▸ WHAT NEEDS TO BE DONE
How many lines in the records below contain the word "text"? Give only the number.
*** MATERIAL FOR THIS EXERCISE ***
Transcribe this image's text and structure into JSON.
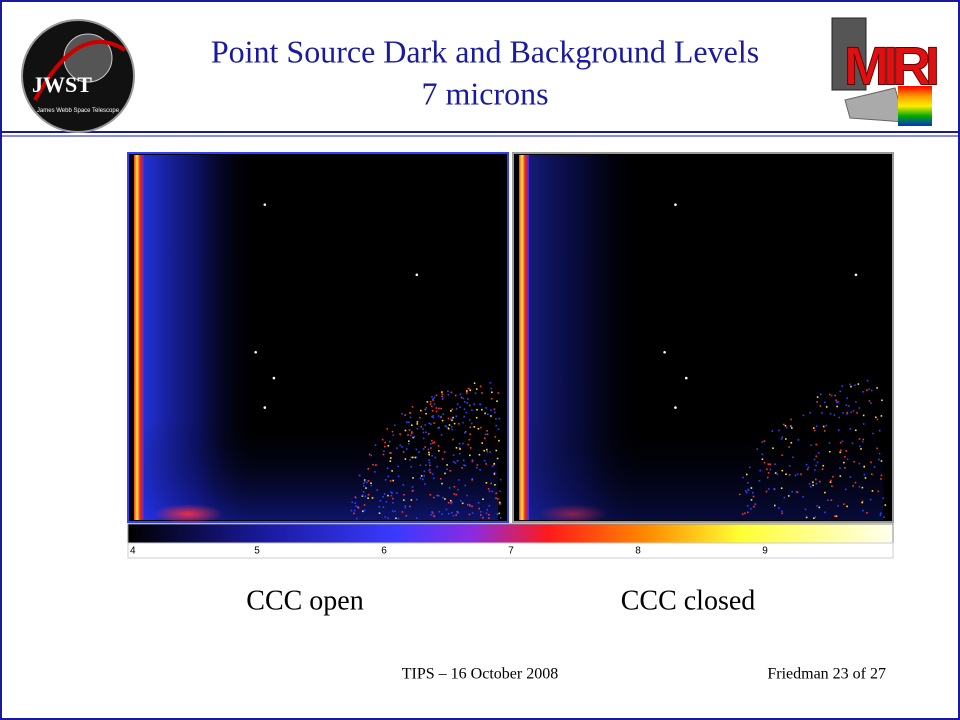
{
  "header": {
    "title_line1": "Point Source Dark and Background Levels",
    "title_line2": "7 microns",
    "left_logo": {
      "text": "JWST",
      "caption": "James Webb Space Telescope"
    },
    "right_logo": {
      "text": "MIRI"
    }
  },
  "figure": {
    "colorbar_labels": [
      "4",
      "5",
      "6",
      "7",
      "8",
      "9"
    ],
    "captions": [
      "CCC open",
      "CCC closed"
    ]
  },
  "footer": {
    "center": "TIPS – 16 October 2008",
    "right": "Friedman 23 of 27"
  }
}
***
*** MATERIAL FOR THIS EXERCISE ***
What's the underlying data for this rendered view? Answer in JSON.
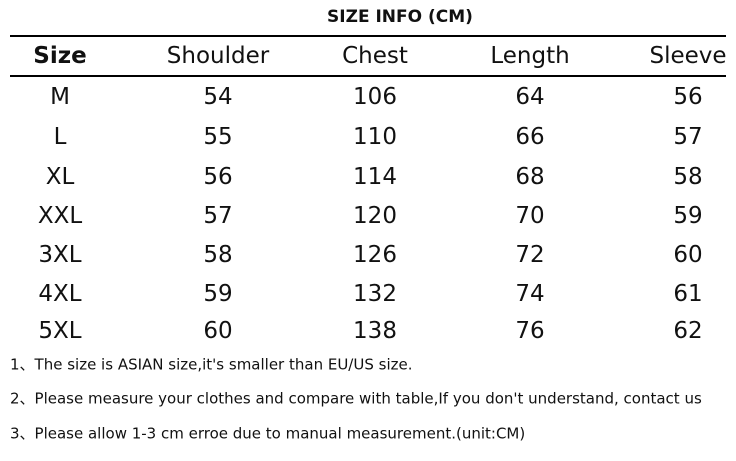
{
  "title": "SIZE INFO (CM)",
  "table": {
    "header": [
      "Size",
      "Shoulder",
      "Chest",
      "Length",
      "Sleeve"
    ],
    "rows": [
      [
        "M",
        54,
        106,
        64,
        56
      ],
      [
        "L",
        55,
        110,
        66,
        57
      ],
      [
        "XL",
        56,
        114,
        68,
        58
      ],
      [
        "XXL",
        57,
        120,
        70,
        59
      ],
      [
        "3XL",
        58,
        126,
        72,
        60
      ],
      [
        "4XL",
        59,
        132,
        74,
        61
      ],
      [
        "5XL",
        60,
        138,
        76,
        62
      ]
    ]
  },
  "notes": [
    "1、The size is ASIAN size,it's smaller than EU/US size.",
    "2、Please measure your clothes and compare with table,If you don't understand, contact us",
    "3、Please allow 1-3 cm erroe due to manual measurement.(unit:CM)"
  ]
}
***
▸ RESPONSE
3